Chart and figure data
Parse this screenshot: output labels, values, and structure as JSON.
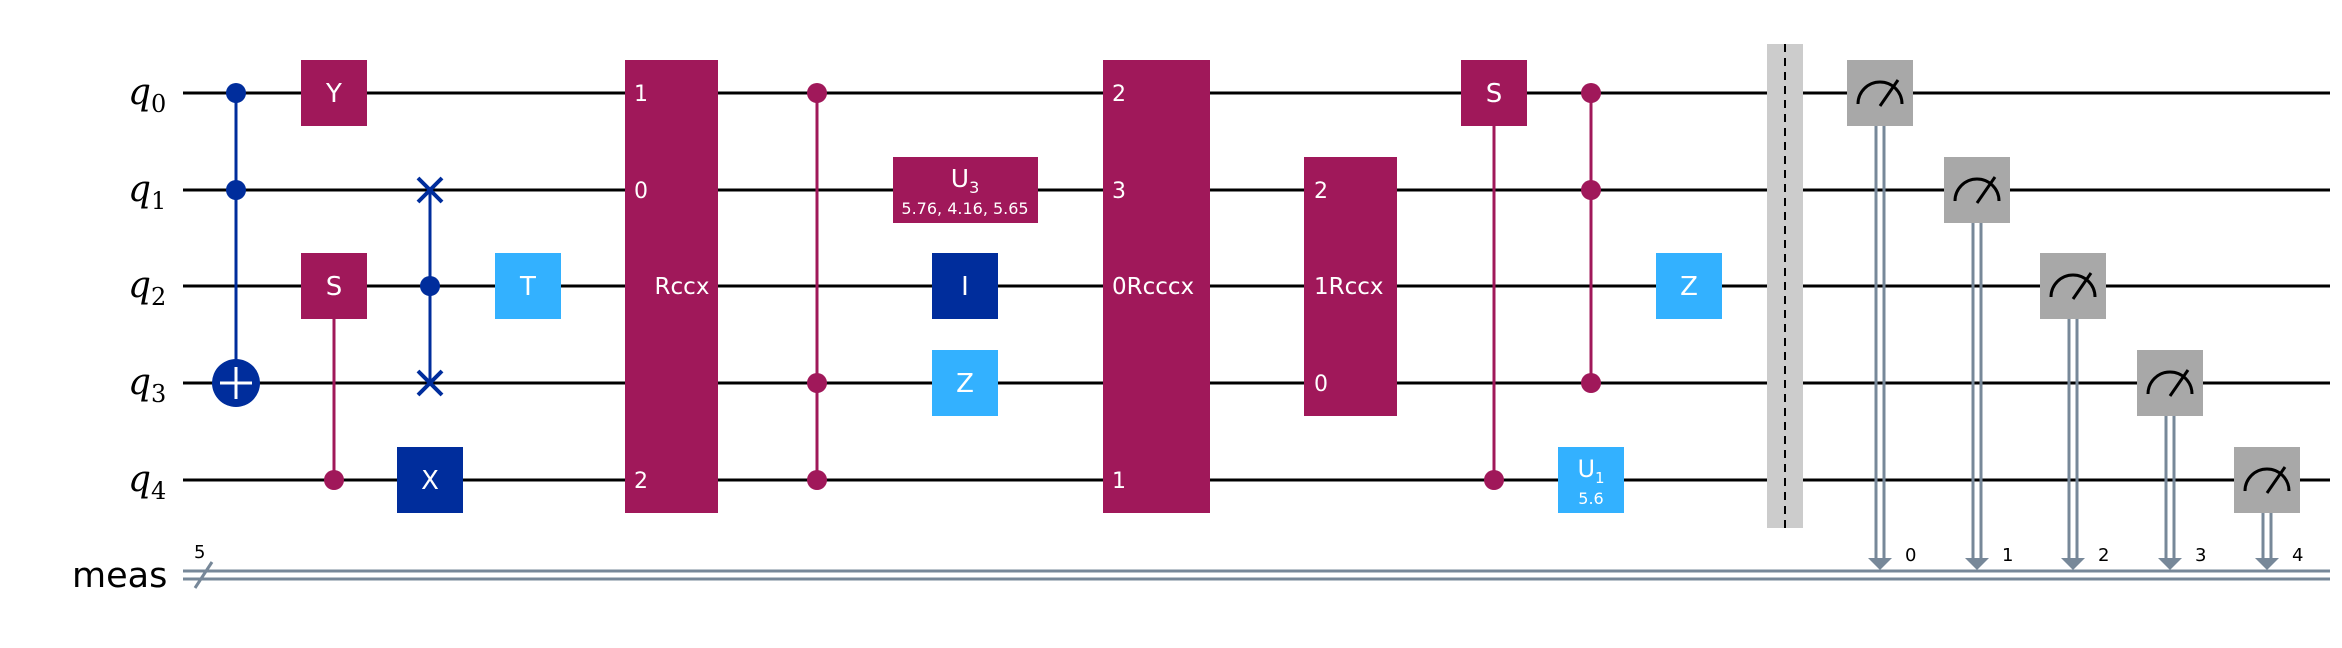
{
  "colors": {
    "purple": "#a0185a",
    "dark_blue": "#002d9c",
    "light_blue": "#33b1ff",
    "gray": "#a8a8a8",
    "barrier": "#cccccc",
    "classical": "#778899"
  },
  "qubits": [
    {
      "name": "q",
      "index": "0"
    },
    {
      "name": "q",
      "index": "1"
    },
    {
      "name": "q",
      "index": "2"
    },
    {
      "name": "q",
      "index": "3"
    },
    {
      "name": "q",
      "index": "4"
    }
  ],
  "classical": {
    "name": "meas",
    "width": "5",
    "bits": [
      "0",
      "1",
      "2",
      "3",
      "4"
    ]
  },
  "gates": {
    "y": "Y",
    "s1": "S",
    "x": "X",
    "t": "T",
    "rccx1": {
      "label": "Rccx",
      "pins": [
        "1",
        "0",
        "2"
      ]
    },
    "u3": {
      "label": "U",
      "sub": "3",
      "params": "5.76, 4.16, 5.65"
    },
    "i": "I",
    "z1": "Z",
    "rcccx": {
      "label": "0Rcccx",
      "pins": [
        "2",
        "3",
        "1"
      ]
    },
    "rccx2": {
      "label": "1Rccx",
      "pins": [
        "2",
        "0"
      ]
    },
    "s2": "S",
    "u1": {
      "label": "U",
      "sub": "1",
      "params": "5.6"
    },
    "z2": "Z"
  }
}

- **Problem to solve**: Which lines above hold the word "index"? Copy each of them.

- **Right answer**:
      "index": "0"
      "index": "1"
      "index": "2"
      "index": "3"
      "index": "4"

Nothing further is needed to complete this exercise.